Find each line containing the string "SWOT" and return it.

* [GIVEN RECORDS]:
■ ■ ■

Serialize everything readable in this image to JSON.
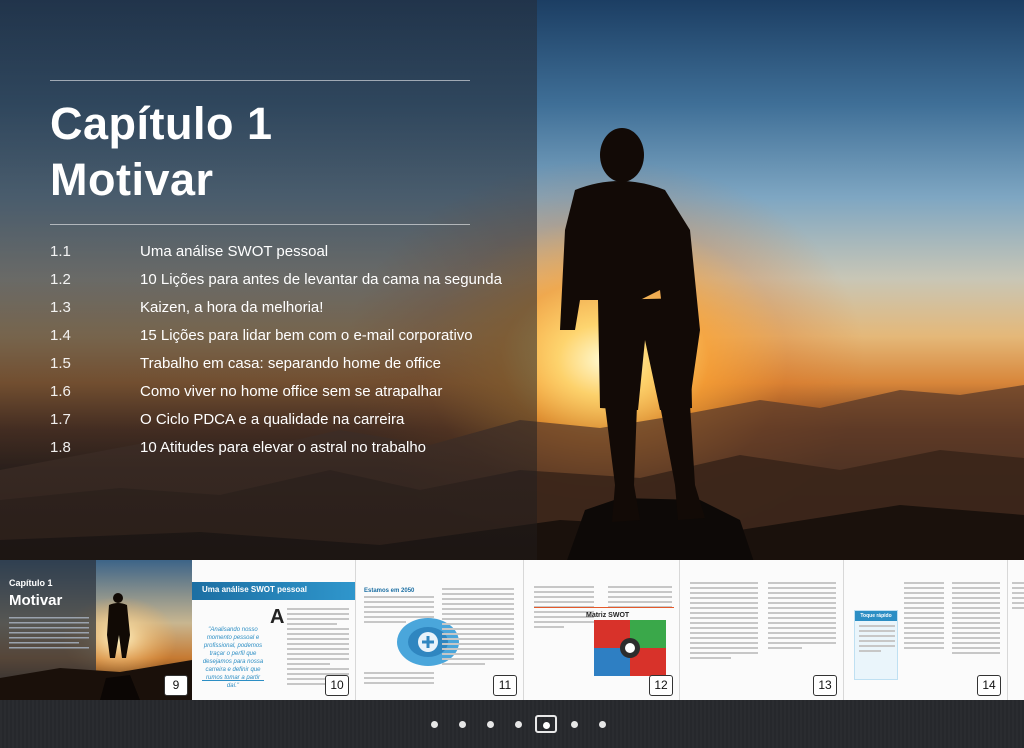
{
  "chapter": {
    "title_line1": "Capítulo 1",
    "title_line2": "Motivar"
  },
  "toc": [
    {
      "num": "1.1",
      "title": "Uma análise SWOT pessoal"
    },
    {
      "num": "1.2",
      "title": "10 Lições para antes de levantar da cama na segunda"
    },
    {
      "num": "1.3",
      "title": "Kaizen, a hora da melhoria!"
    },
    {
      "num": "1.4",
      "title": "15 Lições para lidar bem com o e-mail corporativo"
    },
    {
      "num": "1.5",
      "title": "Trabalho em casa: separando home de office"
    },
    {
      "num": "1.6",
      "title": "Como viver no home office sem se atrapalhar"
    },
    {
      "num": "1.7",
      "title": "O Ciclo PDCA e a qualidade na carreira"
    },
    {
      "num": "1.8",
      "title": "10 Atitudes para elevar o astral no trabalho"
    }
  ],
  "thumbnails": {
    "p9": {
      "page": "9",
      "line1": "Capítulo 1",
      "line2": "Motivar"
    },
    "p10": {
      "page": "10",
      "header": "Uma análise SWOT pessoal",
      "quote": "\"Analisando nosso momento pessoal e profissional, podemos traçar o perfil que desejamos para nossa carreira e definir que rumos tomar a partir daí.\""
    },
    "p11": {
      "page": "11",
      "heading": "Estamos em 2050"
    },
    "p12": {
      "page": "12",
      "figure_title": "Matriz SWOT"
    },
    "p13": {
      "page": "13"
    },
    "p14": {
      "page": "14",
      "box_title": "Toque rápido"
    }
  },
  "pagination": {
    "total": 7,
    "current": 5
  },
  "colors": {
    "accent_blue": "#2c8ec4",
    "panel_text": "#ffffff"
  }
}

■ ■ ■

* [OUTPUT OF THE EXERCISE]:
      "title": "Uma análise SWOT pessoal"
      "header": "Uma análise SWOT pessoal",
      "figure_title": "Matriz SWOT"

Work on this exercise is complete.